──────── RECORDS SHOWN ────────

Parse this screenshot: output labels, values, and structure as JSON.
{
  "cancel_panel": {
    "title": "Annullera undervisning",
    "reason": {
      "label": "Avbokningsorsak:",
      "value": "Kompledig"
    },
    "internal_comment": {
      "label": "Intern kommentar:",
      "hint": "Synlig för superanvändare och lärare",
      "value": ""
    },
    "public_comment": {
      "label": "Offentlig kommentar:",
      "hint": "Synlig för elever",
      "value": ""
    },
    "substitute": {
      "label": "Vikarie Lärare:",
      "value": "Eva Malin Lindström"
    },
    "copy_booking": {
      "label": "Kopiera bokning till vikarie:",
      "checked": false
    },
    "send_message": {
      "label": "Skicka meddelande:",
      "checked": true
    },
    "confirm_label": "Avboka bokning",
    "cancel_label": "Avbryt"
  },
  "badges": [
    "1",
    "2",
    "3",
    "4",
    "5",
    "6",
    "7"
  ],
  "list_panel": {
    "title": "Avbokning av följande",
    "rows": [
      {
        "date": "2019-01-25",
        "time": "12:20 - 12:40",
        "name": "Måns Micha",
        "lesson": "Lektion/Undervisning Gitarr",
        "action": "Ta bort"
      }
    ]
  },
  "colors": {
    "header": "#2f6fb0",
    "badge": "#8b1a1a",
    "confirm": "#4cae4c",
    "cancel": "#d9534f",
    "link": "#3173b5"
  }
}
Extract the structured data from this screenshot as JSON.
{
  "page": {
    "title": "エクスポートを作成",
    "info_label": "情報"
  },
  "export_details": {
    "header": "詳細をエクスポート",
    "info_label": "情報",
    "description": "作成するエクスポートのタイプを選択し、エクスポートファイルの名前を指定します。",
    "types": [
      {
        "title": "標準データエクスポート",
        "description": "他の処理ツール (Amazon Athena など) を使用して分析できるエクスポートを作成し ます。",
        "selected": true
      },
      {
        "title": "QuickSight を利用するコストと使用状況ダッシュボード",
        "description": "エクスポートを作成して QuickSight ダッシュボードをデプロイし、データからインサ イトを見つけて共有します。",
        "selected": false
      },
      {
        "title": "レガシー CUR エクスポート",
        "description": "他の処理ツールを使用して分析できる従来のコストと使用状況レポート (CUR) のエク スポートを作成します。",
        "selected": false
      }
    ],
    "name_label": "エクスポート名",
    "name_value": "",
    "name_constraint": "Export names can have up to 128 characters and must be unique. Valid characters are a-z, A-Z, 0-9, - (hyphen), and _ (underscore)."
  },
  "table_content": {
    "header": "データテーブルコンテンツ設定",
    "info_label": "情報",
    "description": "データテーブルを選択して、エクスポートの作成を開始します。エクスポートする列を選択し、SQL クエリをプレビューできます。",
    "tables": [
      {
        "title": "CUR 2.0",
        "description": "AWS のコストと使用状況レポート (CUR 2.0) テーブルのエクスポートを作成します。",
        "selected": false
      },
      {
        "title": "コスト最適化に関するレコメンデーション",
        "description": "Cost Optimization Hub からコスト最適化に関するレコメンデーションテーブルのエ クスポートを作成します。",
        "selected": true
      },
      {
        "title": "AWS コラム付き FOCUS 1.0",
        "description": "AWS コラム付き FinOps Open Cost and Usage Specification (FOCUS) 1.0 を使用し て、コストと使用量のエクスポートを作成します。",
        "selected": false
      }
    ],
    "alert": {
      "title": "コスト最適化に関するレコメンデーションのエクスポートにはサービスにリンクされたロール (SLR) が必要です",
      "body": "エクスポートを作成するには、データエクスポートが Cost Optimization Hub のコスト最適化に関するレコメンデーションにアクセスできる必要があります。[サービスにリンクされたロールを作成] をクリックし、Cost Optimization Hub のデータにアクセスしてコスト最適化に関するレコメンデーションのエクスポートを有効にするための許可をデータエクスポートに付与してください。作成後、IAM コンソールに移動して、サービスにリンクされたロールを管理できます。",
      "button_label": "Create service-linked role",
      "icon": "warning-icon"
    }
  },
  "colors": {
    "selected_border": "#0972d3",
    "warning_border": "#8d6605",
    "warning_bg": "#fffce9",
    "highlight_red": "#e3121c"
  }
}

────────

§ **WHAT YOU SHOULD DO**
Reproduce each record shown above without altering a single word.

§ **EXERCISE ANSWER**
Parse this screenshot: output labels, values, and structure as JSON.
{
  "cancel_panel": {
    "title": "Annullera undervisning",
    "reason": {
      "label": "Avbokningsorsak:",
      "value": "Kompledig"
    },
    "internal_comment": {
      "label": "Intern kommentar:",
      "hint": "Synlig för superanvändare och lärare",
      "value": ""
    },
    "public_comment": {
      "label": "Offentlig kommentar:",
      "hint": "Synlig för elever",
      "value": ""
    },
    "substitute": {
      "label": "Vikarie Lärare:",
      "value": "Eva Malin Lindström"
    },
    "copy_booking": {
      "label": "Kopiera bokning till vikarie:",
      "checked": false
    },
    "send_message": {
      "label": "Skicka meddelande:",
      "checked": true
    },
    "confirm_label": "Avboka bokning",
    "cancel_label": "Avbryt"
  },
  "badges": [
    "1",
    "2",
    "3",
    "4",
    "5",
    "6",
    "7"
  ],
  "list_panel": {
    "title": "Avbokning av följande",
    "rows": [
      {
        "date": "2019-01-25",
        "time": "12:20 - 12:40",
        "name": "Måns Micha",
        "lesson": "Lektion/Undervisning Gitarr",
        "action": "Ta bort"
      }
    ]
  },
  "colors": {
    "header": "#2f6fb0",
    "badge": "#8b1a1a",
    "confirm": "#4cae4c",
    "cancel": "#d9534f",
    "link": "#3173b5"
  }
}
Extract the structured data from this screenshot as JSON.
{
  "page": {
    "title": "エクスポートを作成",
    "info_label": "情報"
  },
  "export_details": {
    "header": "詳細をエクスポート",
    "info_label": "情報",
    "description": "作成するエクスポートのタイプを選択し、エクスポートファイルの名前を指定します。",
    "types": [
      {
        "title": "標準データエクスポート",
        "description": "他の処理ツール (Amazon Athena など) を使用して分析できるエクスポートを作成し ます。",
        "selected": true
      },
      {
        "title": "QuickSight を利用するコストと使用状況ダッシュボード",
        "description": "エクスポートを作成して QuickSight ダッシュボードをデプロイし、データからインサ イトを見つけて共有します。",
        "selected": false
      },
      {
        "title": "レガシー CUR エクスポート",
        "description": "他の処理ツールを使用して分析できる従来のコストと使用状況レポート (CUR) のエク スポートを作成します。",
        "selected": false
      }
    ],
    "name_label": "エクスポート名",
    "name_value": "",
    "name_constraint": "Export names can have up to 128 characters and must be unique. Valid characters are a-z, A-Z, 0-9, - (hyphen), and _ (underscore)."
  },
  "table_content": {
    "header": "データテーブルコンテンツ設定",
    "info_label": "情報",
    "description": "データテーブルを選択して、エクスポートの作成を開始します。エクスポートする列を選択し、SQL クエリをプレビューできます。",
    "tables": [
      {
        "title": "CUR 2.0",
        "description": "AWS のコストと使用状況レポート (CUR 2.0) テーブルのエクスポートを作成します。",
        "selected": false
      },
      {
        "title": "コスト最適化に関するレコメンデーション",
        "description": "Cost Optimization Hub からコスト最適化に関するレコメンデーションテーブルのエ クスポートを作成します。",
        "selected": true
      },
      {
        "title": "AWS コラム付き FOCUS 1.0",
        "description": "AWS コラム付き FinOps Open Cost and Usage Specification (FOCUS) 1.0 を使用し て、コストと使用量のエクスポートを作成します。",
        "selected": false
      }
    ],
    "alert": {
      "title": "コスト最適化に関するレコメンデーションのエクスポートにはサービスにリンクされたロール (SLR) が必要です",
      "body": "エクスポートを作成するには、データエクスポートが Cost Optimization Hub のコスト最適化に関するレコメンデーションにアクセスできる必要があります。[サービスにリンクされたロールを作成] をクリックし、Cost Optimization Hub のデータにアクセスしてコスト最適化に関するレコメンデーションのエクスポートを有効にするための許可をデータエクスポートに付与してください。作成後、IAM コンソールに移動して、サービスにリンクされたロールを管理できます。",
      "button_label": "Create service-linked role",
      "icon": "warning-icon"
    }
  },
  "colors": {
    "selected_border": "#0972d3",
    "warning_border": "#8d6605",
    "warning_bg": "#fffce9",
    "highlight_red": "#e3121c"
  }
}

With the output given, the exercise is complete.